• [WHAT YOU HAVE TO DO]
Pick out every line with the word "oraz" and copy it.

——————

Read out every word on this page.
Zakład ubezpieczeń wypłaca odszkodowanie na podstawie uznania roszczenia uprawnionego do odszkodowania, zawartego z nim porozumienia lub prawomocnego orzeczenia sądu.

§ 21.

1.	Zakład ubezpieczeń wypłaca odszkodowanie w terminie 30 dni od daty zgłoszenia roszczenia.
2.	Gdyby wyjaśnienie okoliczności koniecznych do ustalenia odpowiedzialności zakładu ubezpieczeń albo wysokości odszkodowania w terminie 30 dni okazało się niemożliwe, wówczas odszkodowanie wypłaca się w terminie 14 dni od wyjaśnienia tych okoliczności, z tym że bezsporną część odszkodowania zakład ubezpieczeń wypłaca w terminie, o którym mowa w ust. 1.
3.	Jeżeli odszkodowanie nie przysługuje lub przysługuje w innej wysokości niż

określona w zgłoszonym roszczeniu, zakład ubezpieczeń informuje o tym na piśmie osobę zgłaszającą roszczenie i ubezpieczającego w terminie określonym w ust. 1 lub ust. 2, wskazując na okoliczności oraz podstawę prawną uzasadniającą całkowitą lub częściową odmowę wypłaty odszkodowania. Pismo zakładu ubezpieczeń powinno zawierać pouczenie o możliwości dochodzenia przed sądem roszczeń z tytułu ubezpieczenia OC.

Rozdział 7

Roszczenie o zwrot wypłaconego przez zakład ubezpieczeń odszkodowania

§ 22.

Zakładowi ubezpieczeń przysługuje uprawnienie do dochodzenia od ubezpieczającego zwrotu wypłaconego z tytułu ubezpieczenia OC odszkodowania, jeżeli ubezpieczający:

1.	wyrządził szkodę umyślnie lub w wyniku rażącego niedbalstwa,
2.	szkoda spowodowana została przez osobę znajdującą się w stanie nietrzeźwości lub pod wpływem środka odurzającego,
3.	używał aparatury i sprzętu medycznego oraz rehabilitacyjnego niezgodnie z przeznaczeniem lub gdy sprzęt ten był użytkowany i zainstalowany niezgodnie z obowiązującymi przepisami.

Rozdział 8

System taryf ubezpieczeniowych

——————

• [RESULT FOR THIS EXERCISE]
określona w zgłoszonym roszczeniu, zakład ubezpieczeń informuje o tym na piśmie osobę zgłaszającą roszczenie i ubezpieczającego w terminie określonym w ust. 1 lub ust. 2, wskazując na okoliczności oraz podstawę prawną uzasadniającą całkowitą lub częściową odmowę wypłaty odszkodowania. Pismo zakładu ubezpieczeń powinno zawierać pouczenie o możliwości dochodzenia przed sądem roszczeń z tytułu ubezpieczenia OC.
3.	używał aparatury i sprzętu medycznego oraz rehabilitacyjnego niezgodnie z przeznaczeniem lub gdy sprzęt ten był użytkowany i zainstalowany niezgodnie z obowiązującymi przepisami.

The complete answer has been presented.